> [Directions for this task] Pull out from the material below all lines with "true".

> [Records from a dataset]

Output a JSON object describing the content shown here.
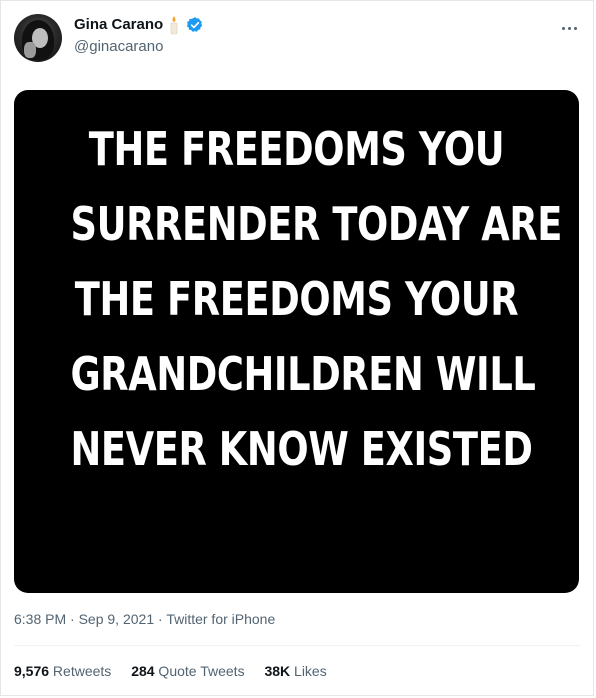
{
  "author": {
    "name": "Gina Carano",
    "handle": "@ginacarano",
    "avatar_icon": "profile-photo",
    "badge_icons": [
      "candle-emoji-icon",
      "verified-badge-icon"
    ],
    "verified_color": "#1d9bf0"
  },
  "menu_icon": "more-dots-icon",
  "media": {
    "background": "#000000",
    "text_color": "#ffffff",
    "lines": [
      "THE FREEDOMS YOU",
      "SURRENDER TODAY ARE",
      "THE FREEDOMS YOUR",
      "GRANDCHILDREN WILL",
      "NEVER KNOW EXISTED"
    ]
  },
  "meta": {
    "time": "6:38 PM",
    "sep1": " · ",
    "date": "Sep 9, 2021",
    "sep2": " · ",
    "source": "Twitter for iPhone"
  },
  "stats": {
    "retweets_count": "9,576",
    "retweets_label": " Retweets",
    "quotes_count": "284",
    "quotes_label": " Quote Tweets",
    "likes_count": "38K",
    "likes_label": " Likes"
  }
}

* * *

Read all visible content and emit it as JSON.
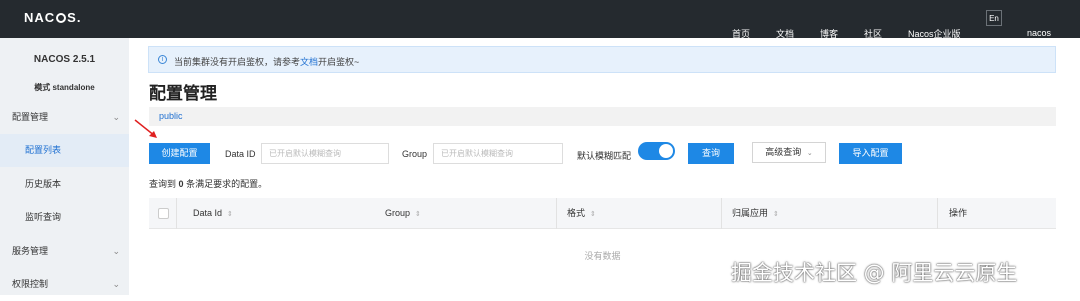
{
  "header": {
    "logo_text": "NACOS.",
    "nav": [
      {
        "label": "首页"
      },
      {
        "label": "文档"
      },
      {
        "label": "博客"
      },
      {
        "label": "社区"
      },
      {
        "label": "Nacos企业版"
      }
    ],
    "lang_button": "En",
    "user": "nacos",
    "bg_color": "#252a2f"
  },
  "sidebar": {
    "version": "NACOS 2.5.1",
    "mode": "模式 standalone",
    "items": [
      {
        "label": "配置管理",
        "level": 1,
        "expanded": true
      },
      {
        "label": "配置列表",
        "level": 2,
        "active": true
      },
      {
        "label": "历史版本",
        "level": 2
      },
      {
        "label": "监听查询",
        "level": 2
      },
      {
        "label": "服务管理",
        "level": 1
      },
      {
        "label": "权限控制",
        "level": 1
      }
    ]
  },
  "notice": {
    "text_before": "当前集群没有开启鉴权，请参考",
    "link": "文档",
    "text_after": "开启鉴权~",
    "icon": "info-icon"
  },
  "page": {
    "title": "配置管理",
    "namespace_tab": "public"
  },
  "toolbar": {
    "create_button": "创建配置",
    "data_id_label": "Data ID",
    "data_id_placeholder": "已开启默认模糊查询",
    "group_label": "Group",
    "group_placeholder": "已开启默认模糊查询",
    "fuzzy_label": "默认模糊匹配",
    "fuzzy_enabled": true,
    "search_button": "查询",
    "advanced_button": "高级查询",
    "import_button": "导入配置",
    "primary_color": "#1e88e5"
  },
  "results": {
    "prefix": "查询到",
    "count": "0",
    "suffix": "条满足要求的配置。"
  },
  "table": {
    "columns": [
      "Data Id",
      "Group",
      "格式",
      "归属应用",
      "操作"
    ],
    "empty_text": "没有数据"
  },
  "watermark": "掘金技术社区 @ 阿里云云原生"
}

> [The result]
        "expanded": true
        "active": true
    "fuzzy_enabled": true,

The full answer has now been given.